▸ **AIM OF THE TASK**: Output every entry exactly as given.
----- RECORDS SHOWN
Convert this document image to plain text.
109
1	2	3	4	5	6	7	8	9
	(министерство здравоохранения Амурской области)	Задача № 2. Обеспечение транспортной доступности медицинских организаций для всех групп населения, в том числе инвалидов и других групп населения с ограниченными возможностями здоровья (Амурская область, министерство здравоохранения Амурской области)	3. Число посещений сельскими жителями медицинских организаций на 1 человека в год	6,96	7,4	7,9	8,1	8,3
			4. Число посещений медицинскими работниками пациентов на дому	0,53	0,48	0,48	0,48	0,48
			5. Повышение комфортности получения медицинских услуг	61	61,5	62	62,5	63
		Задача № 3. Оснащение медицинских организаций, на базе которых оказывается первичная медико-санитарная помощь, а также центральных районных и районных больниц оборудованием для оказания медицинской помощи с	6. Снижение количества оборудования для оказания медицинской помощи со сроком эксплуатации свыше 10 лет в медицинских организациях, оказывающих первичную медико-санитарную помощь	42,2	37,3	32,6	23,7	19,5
----------
▸ **TASK OUTPUT**:
Convert this document image to plain text.
109
1	2	3	4	5	6	7	8	9
	(министерство здравоохранения Амурской области)	Задача № 2. Обеспечение транспортной доступности медицинских организаций для всех групп населения, в том числе инвалидов и других групп населения с ограниченными возможностями здоровья (Амурская область, министерство здравоохранения Амурской области)	3. Число посещений сельскими жителями медицинских организаций на 1 человека в год	6,96	7,4	7,9	8,1	8,3
			4. Число посещений медицинскими работниками пациентов на дому	0,53	0,48	0,48	0,48	0,48
			5. Повышение комфортности получения медицинских услуг	61	61,5	62	62,5	63
		Задача № 3. Оснащение медицинских организаций, на базе которых оказывается первичная медико-санитарная помощь, а также центральных районных и районных больниц оборудованием для оказания медицинской помощи с	6. Снижение количества оборудования для оказания медицинской помощи со сроком эксплуатации свыше 10 лет в медицинских организациях, оказывающих первичную медико-санитарную помощь	42,2	37,3	32,6	23,7	19,5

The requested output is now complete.